Task description
Do any lines in the data below contain "felt"? If so, copy every one of them.

Supplied material
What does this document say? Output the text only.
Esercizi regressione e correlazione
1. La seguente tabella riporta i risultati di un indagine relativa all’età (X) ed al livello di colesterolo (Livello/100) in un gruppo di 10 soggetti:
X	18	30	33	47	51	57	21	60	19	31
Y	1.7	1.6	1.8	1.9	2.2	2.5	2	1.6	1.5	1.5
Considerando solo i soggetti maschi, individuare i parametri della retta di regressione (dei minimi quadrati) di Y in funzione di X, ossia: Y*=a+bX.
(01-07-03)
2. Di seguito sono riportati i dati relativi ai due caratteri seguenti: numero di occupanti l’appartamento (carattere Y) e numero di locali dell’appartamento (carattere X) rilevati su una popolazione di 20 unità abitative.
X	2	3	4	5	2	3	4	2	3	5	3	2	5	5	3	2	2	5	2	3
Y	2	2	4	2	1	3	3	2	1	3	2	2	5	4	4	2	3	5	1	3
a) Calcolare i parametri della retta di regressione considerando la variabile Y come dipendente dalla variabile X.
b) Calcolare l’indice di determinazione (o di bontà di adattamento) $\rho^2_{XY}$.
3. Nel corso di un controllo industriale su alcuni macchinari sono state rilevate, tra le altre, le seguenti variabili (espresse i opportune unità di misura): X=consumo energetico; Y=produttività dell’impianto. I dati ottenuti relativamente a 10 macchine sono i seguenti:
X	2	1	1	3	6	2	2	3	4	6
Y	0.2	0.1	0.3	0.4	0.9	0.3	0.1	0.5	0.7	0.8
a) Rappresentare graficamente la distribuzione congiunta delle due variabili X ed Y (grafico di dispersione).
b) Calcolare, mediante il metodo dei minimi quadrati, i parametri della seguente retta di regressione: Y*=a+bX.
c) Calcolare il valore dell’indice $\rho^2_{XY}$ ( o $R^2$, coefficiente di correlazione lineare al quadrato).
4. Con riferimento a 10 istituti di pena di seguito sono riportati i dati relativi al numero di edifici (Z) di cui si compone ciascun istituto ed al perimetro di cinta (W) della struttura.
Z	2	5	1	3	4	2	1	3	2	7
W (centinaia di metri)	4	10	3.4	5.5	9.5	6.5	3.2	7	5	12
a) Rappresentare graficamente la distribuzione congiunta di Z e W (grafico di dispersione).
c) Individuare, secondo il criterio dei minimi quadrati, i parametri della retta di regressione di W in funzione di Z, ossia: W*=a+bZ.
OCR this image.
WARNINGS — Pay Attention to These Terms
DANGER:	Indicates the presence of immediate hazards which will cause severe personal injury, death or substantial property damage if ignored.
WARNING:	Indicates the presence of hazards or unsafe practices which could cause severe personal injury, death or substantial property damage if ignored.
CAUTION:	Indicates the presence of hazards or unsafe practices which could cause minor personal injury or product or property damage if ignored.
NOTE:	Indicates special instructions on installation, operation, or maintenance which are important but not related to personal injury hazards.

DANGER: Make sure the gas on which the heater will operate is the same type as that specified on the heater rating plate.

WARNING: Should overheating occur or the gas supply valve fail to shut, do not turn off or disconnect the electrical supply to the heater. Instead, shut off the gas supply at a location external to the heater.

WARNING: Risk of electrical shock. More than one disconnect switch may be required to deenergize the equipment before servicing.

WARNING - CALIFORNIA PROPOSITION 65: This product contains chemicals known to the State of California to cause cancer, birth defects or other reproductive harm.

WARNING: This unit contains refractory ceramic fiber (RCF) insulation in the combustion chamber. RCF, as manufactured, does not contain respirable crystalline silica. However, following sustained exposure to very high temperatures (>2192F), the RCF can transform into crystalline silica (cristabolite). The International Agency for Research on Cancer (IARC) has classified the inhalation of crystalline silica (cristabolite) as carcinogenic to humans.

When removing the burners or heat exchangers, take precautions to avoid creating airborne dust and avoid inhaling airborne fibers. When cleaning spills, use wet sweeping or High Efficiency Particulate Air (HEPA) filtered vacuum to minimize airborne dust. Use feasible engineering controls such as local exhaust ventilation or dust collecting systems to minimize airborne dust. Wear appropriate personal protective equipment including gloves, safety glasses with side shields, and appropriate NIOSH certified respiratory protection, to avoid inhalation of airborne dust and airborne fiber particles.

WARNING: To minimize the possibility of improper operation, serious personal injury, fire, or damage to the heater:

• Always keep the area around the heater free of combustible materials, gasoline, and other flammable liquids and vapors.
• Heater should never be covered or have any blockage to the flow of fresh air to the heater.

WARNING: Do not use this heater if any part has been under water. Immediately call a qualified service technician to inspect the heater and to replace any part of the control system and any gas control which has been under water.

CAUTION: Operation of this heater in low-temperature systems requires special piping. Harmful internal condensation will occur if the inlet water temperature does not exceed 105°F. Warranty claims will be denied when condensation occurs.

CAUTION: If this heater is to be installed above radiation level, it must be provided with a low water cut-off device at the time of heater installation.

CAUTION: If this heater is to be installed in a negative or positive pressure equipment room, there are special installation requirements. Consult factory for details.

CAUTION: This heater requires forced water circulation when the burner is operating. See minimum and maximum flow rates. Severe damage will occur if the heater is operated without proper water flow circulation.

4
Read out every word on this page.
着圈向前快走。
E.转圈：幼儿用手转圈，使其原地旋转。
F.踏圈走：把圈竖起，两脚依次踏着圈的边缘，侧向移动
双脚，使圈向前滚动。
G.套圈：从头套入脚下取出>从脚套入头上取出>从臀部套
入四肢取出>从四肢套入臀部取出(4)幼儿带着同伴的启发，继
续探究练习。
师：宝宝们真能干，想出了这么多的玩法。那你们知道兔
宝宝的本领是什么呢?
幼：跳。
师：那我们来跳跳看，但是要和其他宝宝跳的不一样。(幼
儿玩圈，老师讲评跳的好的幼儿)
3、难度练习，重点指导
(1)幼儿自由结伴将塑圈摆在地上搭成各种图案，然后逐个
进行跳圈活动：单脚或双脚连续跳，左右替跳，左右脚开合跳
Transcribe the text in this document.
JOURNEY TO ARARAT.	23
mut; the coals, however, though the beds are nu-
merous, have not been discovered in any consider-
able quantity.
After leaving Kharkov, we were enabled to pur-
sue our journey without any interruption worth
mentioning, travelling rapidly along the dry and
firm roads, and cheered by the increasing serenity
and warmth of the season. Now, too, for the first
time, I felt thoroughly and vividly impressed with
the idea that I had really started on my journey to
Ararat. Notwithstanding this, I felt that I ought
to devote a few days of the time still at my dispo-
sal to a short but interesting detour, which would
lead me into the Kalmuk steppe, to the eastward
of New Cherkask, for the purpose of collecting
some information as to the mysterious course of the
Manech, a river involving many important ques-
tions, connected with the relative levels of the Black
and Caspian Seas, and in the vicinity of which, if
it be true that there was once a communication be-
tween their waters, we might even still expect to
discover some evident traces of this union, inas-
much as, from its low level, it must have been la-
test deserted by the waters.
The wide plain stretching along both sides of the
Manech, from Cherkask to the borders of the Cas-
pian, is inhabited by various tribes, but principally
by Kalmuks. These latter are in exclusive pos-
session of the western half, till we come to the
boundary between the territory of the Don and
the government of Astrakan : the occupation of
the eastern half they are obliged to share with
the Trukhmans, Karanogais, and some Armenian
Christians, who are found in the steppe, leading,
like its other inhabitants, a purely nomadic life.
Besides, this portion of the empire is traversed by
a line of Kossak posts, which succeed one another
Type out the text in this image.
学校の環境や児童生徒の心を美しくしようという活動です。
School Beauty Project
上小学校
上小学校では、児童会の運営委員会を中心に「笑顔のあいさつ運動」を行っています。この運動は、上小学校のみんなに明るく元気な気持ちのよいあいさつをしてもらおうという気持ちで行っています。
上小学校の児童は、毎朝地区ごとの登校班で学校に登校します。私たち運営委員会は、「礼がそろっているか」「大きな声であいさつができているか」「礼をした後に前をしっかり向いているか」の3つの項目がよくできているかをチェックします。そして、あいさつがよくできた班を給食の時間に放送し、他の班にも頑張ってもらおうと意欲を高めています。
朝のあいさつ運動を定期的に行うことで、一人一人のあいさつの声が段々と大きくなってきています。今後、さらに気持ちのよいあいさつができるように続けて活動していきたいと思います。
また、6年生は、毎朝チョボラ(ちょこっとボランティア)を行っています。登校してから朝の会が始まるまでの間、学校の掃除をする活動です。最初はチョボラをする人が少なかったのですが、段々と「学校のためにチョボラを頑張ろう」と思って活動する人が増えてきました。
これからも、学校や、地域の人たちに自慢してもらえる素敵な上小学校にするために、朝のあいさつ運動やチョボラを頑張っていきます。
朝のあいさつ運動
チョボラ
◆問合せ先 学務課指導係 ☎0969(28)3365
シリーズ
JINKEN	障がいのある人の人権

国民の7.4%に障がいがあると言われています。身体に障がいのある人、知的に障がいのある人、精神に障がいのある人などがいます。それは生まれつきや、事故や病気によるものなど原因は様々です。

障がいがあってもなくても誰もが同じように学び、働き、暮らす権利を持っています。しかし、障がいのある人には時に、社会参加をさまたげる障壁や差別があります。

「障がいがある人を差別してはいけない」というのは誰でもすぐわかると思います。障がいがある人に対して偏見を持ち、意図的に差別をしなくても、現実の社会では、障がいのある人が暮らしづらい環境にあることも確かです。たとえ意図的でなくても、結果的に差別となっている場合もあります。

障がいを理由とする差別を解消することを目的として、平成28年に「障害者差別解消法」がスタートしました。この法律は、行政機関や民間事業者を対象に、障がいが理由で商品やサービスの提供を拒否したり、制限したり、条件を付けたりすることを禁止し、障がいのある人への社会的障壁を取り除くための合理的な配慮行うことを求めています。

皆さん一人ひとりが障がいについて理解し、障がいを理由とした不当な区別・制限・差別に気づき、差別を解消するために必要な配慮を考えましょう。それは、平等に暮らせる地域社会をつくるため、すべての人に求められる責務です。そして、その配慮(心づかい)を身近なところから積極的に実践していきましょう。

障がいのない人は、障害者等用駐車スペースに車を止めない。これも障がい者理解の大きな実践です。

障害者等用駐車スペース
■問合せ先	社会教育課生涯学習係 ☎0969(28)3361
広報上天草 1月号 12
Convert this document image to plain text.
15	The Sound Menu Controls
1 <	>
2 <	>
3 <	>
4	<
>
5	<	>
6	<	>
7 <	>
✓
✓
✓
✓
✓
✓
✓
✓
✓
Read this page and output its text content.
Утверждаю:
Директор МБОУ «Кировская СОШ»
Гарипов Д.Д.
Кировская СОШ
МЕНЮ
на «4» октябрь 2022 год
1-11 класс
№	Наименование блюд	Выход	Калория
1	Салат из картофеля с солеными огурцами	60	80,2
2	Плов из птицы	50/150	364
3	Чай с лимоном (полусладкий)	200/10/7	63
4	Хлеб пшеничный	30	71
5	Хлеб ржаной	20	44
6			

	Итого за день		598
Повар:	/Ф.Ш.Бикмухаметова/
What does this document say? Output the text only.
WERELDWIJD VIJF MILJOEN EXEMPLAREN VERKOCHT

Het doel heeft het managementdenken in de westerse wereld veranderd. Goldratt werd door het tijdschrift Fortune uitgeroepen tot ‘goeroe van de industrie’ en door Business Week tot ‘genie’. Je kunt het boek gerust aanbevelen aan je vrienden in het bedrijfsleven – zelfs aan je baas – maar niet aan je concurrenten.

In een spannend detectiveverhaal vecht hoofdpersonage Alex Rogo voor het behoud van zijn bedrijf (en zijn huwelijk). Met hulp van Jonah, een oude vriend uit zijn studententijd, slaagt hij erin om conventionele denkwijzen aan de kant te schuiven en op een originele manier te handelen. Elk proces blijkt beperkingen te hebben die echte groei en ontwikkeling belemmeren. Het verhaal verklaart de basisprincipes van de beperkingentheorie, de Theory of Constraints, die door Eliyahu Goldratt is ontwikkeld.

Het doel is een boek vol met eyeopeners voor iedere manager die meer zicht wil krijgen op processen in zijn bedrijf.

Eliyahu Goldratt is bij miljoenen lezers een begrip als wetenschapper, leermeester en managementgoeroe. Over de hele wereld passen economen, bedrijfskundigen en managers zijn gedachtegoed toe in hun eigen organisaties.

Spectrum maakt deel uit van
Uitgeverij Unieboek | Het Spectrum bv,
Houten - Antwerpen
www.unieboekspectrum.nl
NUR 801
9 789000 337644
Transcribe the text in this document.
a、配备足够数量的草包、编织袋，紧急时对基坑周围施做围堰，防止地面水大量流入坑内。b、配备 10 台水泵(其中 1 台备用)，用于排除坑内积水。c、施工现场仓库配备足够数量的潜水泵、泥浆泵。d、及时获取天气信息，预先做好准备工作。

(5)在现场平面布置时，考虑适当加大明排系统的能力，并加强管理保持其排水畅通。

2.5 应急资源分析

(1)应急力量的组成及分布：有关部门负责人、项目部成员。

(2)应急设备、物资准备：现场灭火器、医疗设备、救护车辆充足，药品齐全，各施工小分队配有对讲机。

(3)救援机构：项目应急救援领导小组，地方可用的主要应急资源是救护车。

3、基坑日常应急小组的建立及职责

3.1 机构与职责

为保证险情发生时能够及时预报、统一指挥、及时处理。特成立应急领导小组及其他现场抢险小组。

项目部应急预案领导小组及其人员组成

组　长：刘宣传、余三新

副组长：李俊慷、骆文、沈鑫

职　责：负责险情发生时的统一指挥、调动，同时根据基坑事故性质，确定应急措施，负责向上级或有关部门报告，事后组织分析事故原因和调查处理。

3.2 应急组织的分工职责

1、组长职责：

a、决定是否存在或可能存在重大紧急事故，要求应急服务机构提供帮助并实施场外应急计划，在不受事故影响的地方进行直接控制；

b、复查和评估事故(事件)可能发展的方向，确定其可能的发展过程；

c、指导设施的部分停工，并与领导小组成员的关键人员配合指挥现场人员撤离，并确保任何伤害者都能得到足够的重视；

Full answer
time, I felt thoroughly and vividly impressed with
Ararat. Notwithstanding this, I felt that I ought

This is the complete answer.